(Dataset entries)
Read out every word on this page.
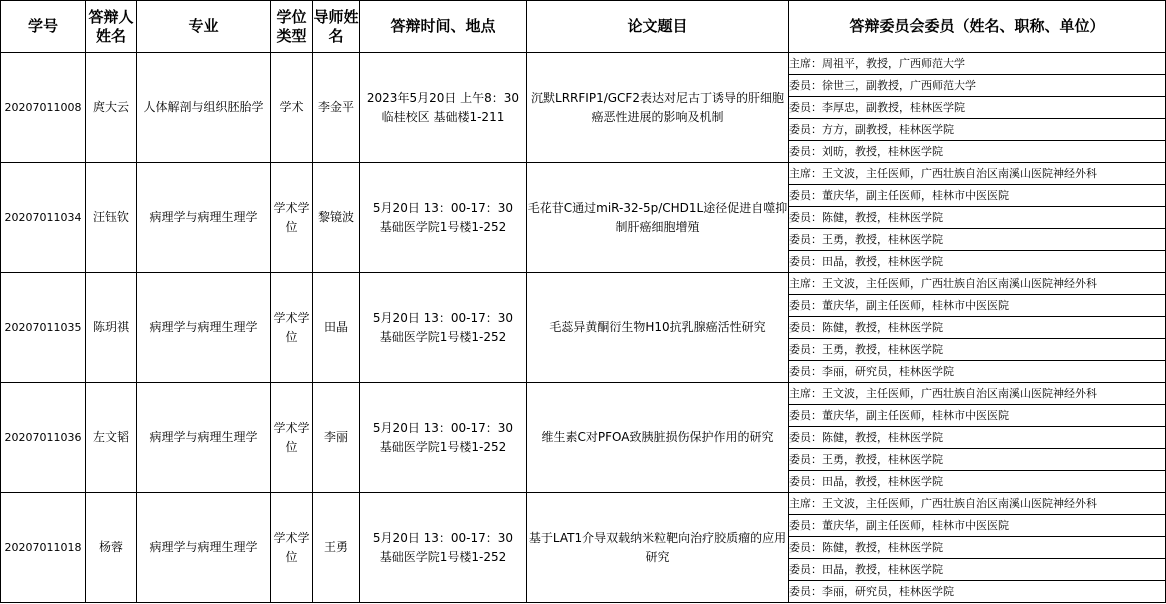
学号	答辩人姓名	专业	学位类型	导师姓名	答辩时间、地点	论文题目	答辩委员会委员（姓名、职称、单位）
20207011008	庹大云	人体解剖与组织胚胎学	学术	李金平	2023年5月20日 上午8：30
临桂校区 基础楼1-211	沉默LRRFIP1/GCF2表达对尼古丁诱导的肝细胞癌恶性进展的影响及机制	主席：周祖平，教授，广西师范大学
							委员：徐世三，副教授，广西师范大学
							委员：李厚忠，副教授，桂林医学院
							委员：方方，副教授，桂林医学院
							委员：刘昉，教授，桂林医学院
20207011034	汪钰钦	病理学与病理生理学	学术学位	黎镜波	5月20日 13：00-17：30
基础医学院1号楼1-252	毛花苷C通过miR-32-5p/CHD1L途径促进自噬抑制肝癌细胞增殖	主席：王文波，主任医师，广西壮族自治区南溪山医院神经外科
							委员：董庆华，副主任医师，桂林市中医医院
							委员：陈健，教授，桂林医学院
							委员：王勇，教授，桂林医学院
							委员：田晶，教授，桂林医学院
20207011035	陈玥祺	病理学与病理生理学	学术学位	田晶	5月20日 13：00-17：30
基础医学院1号楼1-252	毛蕊异黄酮衍生物H10抗乳腺癌活性研究	主席：王文波，主任医师，广西壮族自治区南溪山医院神经外科
							委员：董庆华，副主任医师，桂林市中医医院
							委员：陈健，教授，桂林医学院
							委员：王勇，教授，桂林医学院
							委员：李丽，研究员，桂林医学院
20207011036	左文韬	病理学与病理生理学	学术学位	李丽	5月20日 13：00-17：30
基础医学院1号楼1-252	维生素C对PFOA致胰脏损伤保护作用的研究	主席：王文波，主任医师，广西壮族自治区南溪山医院神经外科
							委员：董庆华，副主任医师，桂林市中医医院
							委员：陈健，教授，桂林医学院
							委员：王勇，教授，桂林医学院
							委员：田晶，教授，桂林医学院
20207011018	杨蓉	病理学与病理生理学	学术学位	王勇	5月20日 13：00-17：30
基础医学院1号楼1-252	基于LAT1介导双载纳米粒靶向治疗胶质瘤的应用研究	主席：王文波，主任医师，广西壮族自治区南溪山医院神经外科
							委员：董庆华，副主任医师，桂林市中医医院
							委员：陈健，教授，桂林医学院
							委员：田晶，教授，桂林医学院
							委员：李丽，研究员，桂林医学院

• [Task directions]: From the records above, copy every line that holds the word "广西壮族自治区南溪山医院神经外科".

• [Exercise result]:
基础医学院1号楼1-252	毛花苷C通过miR-32-5p/CHD1L途径促进自噬抑制肝癌细胞增殖	主席：王文波，主任医师，广西壮族自治区南溪山医院神经外科
基础医学院1号楼1-252	毛蕊异黄酮衍生物H10抗乳腺癌活性研究	主席：王文波，主任医师，广西壮族自治区南溪山医院神经外科
基础医学院1号楼1-252	维生素C对PFOA致胰脏损伤保护作用的研究	主席：王文波，主任医师，广西壮族自治区南溪山医院神经外科
基础医学院1号楼1-252	基于LAT1介导双载纳米粒靶向治疗胶质瘤的应用研究	主席：王文波，主任医师，广西壮族自治区南溪山医院神经外科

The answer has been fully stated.